Chinese authorities in Rebkong, in the remote northwestern province of Qinghai, banned the burning of wildlife skins in the main courtyard of Rongwo monastery on February 12, just hours before the event was to take place.

Regardless of the ban and the Chinese troops seen patrolling alongside police in places where skin burning events have taken place, the campaign has been effective.

Few people can be seen wearing fur-trimmed garments in the Rebkong region, although it is festival season, perhaps because they do not wish to risk public ridicule.

TibetInfoNet, based in Germany, reports that a couple wearing skins was chased along the street by monks from the Rongwo monastery who were teased them, telling them they “looked like animals.”

burning

A photographer documents burning of fur-trimmed clothing in Ngawa. (Photo courtesy WTI)
The Wildlife Trust of India (WTI) says in Ngawa Prefecture in Sichuan province more than 10,000 people burned three truckloads of endangered animal skins. "Police were unable to prevent the burning, due to the large crowd. Eight people including two Chinese and six Tibetans were arrested here. This is considered to be the largest collection of animal skins burnt in the last fortnight," WTI said.

Campaign activists have advised the public to avoid provoking the authorities and instead to burn skins without drawing official attention. In a response, Chinese authorities have sent messengers to villages ordering that skins should not be burned.

Still, bonfires to burn wildlife skins have occurred on the streets of Amdo, Rebgong, Labrang, Golok, Karze, and Lhasa. A Khampa trader who sells rare animal skins in the Lhasa market torched his store in front of a large crowd.

The campaign to burn fur-trimmed garments has spread to four out of five Chinese provinces with Tibetan populations - the Tibet Autonomous Region, Qinghai, Sichuan and Gansu.

An organizer of the Dharamsala bonfire views the fashion of wearing skin-trimmed garments as a corruption of Tibetan culture as a result of the Chinese occupation of Tibet since 1949.

# [The data]
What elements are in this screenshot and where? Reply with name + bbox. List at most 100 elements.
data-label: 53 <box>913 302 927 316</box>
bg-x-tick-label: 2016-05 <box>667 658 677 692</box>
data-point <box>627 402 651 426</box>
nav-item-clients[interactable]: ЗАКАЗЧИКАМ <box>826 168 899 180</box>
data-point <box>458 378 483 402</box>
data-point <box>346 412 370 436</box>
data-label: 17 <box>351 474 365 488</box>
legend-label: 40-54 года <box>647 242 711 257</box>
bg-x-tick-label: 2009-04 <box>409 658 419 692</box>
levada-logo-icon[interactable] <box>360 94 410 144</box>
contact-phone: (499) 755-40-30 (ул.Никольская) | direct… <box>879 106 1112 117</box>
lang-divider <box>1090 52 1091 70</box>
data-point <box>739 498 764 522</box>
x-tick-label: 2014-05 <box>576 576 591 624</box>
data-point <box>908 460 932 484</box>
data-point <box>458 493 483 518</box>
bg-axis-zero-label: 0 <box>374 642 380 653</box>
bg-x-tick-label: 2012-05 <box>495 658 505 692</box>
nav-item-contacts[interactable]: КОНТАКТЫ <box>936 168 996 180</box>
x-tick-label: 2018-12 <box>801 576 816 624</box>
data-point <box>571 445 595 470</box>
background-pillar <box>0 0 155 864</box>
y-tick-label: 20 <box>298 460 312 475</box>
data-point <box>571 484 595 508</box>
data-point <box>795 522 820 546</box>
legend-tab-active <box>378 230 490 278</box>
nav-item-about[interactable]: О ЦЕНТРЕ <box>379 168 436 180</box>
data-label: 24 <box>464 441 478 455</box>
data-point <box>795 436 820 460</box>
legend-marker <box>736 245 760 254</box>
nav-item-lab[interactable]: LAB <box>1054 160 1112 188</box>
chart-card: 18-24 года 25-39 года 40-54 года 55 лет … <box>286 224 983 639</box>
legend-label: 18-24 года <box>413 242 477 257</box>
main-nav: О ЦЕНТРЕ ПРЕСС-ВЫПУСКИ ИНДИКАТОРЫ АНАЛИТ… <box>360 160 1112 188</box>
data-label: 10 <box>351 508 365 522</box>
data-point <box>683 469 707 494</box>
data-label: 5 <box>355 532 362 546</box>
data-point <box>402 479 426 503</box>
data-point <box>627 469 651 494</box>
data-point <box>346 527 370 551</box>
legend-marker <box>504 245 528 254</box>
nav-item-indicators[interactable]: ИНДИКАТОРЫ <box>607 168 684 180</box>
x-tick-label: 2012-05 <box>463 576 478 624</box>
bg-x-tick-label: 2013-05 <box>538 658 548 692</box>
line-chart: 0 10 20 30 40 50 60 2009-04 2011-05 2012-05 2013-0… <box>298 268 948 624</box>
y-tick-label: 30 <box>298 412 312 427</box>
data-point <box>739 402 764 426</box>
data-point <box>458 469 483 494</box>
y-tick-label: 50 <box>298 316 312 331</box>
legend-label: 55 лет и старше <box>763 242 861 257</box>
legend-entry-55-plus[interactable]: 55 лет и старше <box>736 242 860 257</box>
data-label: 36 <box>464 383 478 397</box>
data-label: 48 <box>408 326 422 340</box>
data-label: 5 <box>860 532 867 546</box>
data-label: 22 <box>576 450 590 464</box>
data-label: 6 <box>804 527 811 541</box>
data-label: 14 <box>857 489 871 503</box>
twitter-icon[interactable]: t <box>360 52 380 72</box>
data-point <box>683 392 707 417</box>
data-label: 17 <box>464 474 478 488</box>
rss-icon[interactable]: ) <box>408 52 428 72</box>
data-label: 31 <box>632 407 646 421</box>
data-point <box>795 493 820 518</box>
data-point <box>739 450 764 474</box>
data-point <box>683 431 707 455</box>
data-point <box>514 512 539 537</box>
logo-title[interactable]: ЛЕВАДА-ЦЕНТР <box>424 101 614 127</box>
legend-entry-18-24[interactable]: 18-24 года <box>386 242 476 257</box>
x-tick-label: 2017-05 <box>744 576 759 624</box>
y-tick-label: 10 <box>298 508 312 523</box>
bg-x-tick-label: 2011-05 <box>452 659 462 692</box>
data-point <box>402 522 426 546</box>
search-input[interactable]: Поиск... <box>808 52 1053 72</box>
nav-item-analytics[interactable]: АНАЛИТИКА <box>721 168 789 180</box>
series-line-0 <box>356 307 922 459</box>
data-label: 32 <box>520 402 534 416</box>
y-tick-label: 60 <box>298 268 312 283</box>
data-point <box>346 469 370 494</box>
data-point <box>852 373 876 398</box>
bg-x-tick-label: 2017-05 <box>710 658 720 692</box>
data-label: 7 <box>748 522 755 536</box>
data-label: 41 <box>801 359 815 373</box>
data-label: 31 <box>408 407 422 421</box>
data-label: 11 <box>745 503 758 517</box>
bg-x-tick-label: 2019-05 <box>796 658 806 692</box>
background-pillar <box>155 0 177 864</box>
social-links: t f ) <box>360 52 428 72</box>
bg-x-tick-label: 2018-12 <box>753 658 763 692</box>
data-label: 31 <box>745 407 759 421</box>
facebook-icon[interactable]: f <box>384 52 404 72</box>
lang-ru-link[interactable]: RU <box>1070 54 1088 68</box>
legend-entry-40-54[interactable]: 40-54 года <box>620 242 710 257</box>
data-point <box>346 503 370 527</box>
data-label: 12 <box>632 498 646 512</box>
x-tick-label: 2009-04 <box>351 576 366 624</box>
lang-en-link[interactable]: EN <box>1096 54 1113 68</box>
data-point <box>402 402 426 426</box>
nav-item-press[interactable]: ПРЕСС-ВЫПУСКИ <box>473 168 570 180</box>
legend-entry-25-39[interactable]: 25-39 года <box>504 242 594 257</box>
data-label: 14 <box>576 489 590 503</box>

# [Task details]
Pick up the article above about the Tibetan campaign to burn wildlife skins and continue it from its last sentence.

# [Result for this task]
“Usages of endangered animal skins by the Tibetans should be viewed as a curse handed down by the Chinese consumerist’s culture to those who have been flamboyant in the pretext of a false identity," said the organizer, who declined to be identified for fear of reprisal. "Tibetans never used animal skins to such extravagance that it might have led to the extinction of a species.”

man

Young Tibetan man wears clothing trimmed in tiger skin at the horse festival in Litang, Sichuan province, August 2005. (Photo by Belinda Wright courtesy WPSI/EIA)
According to an AP report posted on the website of the Tibetan government in exile, Tibetans plan to intensify their campaign to end the use of endangered animal skins and furs after the Tibetan New Year, or Losar, on February 28.

Care for the Wild International Chief executive Dr. Barbara Maas said, "Thanks to His Holiness’ dedication to this issue and the honesty and openmindedness of the Tibetans, the Kalachakra was not only a deeply meaningful Buddhist event, but will also make a genuine difference by saving the lives of countless wild animals."

Before the Chinese invasion, a strict ban existed on the hunting of wild animals in Tibet. But in the past 50 years, wildlife on the Tibetan plateau has declinedAmerican explorer Leonard Clark wrote of Tibet in the 1940s, "Every few minutes we would spot a bear, a hunting wolf, herds of musk deer, kiang (wild ass), gazelles, big horned sheep, or foxes."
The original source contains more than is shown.